### DIRECTIONS
Your answer should repeat every line of the records below in which the word "label" appears.

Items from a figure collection
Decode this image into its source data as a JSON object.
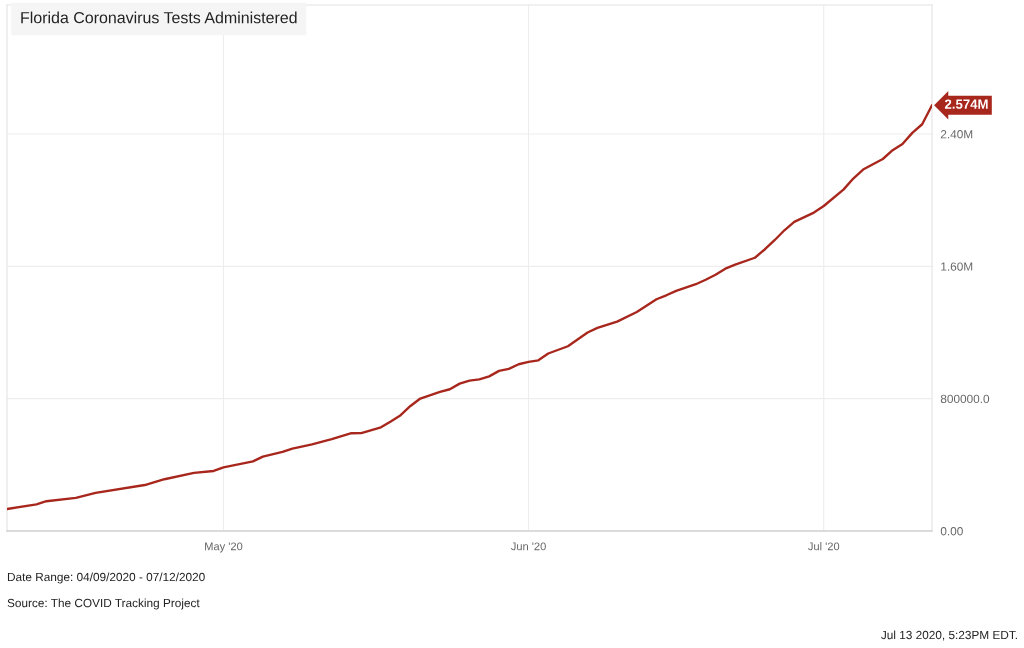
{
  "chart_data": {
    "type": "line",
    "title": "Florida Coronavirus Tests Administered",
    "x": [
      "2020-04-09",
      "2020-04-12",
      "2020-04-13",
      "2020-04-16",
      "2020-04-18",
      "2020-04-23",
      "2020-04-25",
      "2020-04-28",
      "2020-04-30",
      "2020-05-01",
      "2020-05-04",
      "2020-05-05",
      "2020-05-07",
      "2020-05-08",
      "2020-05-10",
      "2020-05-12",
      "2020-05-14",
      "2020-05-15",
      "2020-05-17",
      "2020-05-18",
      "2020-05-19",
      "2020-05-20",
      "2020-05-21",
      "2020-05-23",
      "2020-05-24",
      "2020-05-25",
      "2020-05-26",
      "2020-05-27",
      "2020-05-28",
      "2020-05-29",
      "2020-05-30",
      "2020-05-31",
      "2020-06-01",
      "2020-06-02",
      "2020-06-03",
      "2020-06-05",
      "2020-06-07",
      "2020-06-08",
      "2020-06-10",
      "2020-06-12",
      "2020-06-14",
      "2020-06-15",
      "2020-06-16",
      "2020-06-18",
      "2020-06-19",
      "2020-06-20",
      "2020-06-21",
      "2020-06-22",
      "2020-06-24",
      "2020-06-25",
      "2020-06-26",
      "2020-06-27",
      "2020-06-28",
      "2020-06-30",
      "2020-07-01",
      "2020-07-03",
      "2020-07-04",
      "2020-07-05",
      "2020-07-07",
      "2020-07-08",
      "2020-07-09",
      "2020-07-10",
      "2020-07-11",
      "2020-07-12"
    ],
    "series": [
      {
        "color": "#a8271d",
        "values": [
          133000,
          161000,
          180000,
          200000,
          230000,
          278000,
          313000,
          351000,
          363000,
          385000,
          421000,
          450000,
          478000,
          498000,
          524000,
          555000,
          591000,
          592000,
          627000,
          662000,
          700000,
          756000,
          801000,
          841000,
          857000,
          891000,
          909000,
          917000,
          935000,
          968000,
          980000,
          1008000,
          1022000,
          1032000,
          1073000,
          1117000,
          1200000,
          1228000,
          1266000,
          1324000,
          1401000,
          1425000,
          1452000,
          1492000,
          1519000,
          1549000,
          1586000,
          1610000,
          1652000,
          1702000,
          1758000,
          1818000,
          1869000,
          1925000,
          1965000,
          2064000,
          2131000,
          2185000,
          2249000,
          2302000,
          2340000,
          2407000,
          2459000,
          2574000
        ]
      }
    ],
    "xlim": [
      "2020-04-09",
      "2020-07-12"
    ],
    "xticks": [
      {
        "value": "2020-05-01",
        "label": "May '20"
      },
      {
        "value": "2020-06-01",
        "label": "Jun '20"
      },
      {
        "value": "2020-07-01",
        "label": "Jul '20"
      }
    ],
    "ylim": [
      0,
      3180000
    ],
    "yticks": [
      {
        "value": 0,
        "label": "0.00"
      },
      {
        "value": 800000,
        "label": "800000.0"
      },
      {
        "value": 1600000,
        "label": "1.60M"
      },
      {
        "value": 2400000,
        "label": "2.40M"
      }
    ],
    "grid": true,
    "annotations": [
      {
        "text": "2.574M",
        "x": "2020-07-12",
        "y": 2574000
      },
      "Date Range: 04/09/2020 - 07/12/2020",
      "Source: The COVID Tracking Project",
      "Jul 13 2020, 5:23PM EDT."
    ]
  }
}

### EXERCISE ANSWER
        "label": "May '20"
        "label": "Jun '20"
        "label": "Jul '20"
        "label": "0.00"
        "label": "800000.0"
        "label": "1.60M"
        "label": "2.40M"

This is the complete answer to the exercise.